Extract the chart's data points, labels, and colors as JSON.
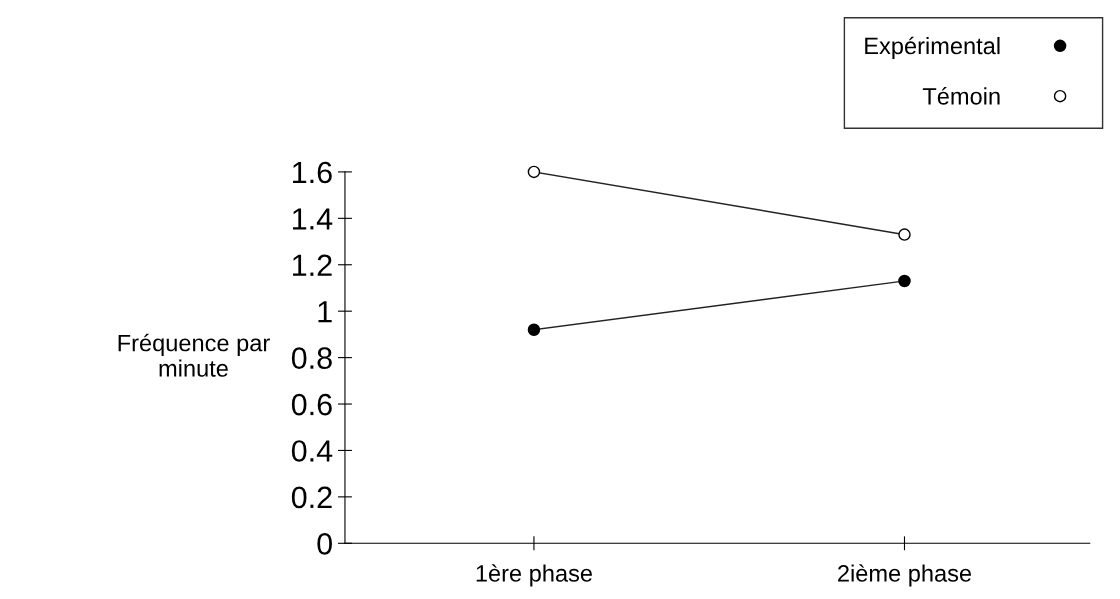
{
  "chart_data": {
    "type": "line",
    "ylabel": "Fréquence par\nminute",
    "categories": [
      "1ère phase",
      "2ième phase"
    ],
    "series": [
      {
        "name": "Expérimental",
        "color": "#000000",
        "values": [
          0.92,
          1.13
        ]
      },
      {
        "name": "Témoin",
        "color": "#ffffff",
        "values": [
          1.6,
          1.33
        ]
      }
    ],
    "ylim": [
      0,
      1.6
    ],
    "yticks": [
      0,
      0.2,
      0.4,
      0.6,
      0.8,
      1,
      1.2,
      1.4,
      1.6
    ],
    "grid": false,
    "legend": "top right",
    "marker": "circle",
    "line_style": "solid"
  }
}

++++++

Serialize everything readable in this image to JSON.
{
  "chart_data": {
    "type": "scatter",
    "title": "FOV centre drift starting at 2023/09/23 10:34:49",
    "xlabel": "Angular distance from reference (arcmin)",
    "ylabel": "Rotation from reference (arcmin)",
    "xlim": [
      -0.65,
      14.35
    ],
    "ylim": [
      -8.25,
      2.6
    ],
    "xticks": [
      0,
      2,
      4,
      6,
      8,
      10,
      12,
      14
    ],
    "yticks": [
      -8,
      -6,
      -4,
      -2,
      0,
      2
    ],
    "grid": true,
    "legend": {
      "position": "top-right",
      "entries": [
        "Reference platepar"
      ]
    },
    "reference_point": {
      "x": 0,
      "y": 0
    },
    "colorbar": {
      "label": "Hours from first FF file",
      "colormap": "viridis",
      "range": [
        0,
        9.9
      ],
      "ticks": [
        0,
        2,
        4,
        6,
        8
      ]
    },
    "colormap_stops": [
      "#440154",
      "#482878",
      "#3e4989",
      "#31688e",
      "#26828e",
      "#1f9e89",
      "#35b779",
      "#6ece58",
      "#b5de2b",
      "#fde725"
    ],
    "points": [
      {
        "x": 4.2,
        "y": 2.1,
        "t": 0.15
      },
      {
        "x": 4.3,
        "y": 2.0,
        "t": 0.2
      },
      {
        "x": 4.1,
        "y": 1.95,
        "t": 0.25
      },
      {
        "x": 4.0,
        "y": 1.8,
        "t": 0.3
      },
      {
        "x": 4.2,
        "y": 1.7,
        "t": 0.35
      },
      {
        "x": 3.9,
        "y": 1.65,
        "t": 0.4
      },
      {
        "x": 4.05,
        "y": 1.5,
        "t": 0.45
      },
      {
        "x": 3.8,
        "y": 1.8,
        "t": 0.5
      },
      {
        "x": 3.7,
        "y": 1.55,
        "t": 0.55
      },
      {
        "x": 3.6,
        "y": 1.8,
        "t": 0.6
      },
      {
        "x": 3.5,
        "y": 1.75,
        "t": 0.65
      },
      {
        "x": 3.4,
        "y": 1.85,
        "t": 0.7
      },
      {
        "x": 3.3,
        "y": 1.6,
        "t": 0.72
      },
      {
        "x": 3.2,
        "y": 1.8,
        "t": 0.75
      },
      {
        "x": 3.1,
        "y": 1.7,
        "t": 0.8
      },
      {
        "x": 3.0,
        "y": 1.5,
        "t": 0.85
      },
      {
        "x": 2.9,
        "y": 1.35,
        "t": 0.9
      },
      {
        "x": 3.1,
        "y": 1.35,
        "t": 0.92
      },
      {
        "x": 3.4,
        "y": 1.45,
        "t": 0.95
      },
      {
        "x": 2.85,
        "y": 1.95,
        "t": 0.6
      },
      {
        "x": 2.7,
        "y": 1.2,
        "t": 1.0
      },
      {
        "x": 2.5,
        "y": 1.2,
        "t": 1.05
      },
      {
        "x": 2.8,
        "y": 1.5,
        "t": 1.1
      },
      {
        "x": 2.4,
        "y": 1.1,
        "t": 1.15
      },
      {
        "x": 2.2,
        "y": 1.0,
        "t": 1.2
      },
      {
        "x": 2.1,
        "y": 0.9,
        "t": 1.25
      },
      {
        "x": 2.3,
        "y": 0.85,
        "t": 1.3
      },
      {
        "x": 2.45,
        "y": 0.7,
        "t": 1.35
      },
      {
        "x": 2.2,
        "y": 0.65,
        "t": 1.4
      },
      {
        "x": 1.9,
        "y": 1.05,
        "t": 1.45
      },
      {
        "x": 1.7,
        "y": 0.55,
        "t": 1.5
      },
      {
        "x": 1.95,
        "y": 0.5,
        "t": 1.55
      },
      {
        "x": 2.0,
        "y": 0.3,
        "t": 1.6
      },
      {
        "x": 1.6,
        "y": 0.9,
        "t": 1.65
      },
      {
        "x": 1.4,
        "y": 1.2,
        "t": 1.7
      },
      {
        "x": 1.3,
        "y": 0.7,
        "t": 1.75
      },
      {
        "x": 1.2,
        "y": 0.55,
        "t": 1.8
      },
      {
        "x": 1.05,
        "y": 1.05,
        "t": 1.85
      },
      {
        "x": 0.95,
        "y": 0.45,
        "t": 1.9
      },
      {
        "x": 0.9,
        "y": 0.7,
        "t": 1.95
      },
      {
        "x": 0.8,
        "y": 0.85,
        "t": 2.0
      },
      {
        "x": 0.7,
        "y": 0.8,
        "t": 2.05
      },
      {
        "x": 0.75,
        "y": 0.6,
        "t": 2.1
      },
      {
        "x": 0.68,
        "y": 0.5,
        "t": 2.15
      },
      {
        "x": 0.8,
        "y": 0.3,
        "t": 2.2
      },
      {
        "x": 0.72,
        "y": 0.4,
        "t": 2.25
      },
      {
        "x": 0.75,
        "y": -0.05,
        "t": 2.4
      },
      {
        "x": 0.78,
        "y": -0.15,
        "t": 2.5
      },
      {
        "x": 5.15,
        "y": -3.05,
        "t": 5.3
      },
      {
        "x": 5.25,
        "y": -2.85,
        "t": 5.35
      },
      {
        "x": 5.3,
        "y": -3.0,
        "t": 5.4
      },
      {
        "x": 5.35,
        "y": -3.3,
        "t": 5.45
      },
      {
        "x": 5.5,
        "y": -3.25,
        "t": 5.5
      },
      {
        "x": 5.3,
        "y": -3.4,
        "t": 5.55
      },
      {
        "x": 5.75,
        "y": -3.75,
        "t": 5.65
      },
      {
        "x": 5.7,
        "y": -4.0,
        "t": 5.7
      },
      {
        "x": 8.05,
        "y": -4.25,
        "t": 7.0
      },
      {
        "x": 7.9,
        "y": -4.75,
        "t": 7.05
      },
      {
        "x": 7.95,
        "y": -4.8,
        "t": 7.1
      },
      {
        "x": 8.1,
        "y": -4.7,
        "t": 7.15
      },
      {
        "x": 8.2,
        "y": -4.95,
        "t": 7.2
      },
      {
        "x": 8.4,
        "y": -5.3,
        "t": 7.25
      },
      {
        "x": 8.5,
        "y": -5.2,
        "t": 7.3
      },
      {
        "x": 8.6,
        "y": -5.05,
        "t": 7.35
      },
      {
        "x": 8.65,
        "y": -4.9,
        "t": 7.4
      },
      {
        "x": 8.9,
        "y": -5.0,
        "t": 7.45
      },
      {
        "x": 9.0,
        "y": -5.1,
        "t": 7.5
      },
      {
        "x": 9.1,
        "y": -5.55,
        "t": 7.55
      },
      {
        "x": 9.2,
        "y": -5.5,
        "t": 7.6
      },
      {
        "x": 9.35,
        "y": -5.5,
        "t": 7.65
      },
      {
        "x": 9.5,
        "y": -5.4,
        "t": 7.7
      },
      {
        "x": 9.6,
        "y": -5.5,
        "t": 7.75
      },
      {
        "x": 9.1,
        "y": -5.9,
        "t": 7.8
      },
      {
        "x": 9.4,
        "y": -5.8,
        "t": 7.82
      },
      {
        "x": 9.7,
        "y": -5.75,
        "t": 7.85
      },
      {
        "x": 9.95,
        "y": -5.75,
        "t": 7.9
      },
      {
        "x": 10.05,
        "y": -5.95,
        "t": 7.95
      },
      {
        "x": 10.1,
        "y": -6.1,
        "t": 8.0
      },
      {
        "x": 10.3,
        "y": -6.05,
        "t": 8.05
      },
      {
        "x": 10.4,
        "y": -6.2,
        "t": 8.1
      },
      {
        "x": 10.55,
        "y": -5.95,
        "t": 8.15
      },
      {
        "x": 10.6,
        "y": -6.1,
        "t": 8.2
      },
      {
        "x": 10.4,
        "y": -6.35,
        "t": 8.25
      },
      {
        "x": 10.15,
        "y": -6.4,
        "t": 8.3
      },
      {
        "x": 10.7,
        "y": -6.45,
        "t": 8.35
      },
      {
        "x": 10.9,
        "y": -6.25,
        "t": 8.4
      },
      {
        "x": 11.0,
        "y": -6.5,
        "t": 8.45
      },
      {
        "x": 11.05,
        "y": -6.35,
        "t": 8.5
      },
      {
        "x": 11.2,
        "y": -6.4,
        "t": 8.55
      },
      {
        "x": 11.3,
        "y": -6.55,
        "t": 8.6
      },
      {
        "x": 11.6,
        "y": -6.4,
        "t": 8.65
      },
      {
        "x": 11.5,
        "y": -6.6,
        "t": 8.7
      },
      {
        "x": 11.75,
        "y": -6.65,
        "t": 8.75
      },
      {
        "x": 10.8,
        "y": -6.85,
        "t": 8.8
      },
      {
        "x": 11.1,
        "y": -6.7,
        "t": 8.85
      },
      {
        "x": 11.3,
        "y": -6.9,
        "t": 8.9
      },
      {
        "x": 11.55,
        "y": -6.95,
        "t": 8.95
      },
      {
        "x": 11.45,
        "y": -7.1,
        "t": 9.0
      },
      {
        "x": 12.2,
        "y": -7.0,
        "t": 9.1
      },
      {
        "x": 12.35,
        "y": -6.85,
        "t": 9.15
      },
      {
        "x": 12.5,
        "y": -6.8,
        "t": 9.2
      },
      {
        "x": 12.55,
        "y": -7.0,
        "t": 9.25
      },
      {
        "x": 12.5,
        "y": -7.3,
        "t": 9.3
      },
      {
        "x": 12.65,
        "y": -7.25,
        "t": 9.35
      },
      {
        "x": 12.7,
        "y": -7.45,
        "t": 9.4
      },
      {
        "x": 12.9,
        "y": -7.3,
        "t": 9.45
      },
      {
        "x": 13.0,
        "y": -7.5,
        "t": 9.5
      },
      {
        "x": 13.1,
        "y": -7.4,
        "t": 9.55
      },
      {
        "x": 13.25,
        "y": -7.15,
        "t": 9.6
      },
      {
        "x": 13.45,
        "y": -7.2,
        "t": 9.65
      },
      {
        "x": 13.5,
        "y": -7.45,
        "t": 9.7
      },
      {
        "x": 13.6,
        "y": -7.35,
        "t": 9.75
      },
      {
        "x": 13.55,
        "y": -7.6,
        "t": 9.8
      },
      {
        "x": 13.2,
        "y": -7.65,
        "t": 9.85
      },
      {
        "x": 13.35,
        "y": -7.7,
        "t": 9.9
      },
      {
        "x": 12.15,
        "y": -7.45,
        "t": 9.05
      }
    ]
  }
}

++++++

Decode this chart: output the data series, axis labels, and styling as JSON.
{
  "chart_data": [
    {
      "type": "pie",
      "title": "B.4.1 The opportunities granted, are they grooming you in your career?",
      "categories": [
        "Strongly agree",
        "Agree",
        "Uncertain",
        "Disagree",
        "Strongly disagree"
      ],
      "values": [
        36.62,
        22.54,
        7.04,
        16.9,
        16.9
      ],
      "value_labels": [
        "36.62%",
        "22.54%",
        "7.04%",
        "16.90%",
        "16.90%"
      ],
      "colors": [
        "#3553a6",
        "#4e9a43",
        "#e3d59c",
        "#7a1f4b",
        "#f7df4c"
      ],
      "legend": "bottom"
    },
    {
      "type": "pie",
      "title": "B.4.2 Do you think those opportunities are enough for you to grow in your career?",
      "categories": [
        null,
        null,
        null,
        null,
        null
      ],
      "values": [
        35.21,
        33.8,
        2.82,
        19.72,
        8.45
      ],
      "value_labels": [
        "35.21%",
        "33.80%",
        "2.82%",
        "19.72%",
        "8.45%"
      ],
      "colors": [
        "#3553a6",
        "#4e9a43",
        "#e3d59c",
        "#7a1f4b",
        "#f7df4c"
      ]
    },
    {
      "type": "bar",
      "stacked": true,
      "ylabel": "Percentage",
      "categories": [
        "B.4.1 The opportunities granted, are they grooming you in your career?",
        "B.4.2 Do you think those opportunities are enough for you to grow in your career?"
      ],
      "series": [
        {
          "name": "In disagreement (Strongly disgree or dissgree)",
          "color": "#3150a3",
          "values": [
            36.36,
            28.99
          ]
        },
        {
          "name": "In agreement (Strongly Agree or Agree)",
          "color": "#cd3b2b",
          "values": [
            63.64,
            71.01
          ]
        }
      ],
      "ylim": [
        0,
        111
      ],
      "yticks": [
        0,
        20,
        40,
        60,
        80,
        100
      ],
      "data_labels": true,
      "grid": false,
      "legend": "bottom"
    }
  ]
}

++++++

### [Description of the task]
Of all the lines in the material above, how many contain the word "true"? Give only the count.

### [The result]
3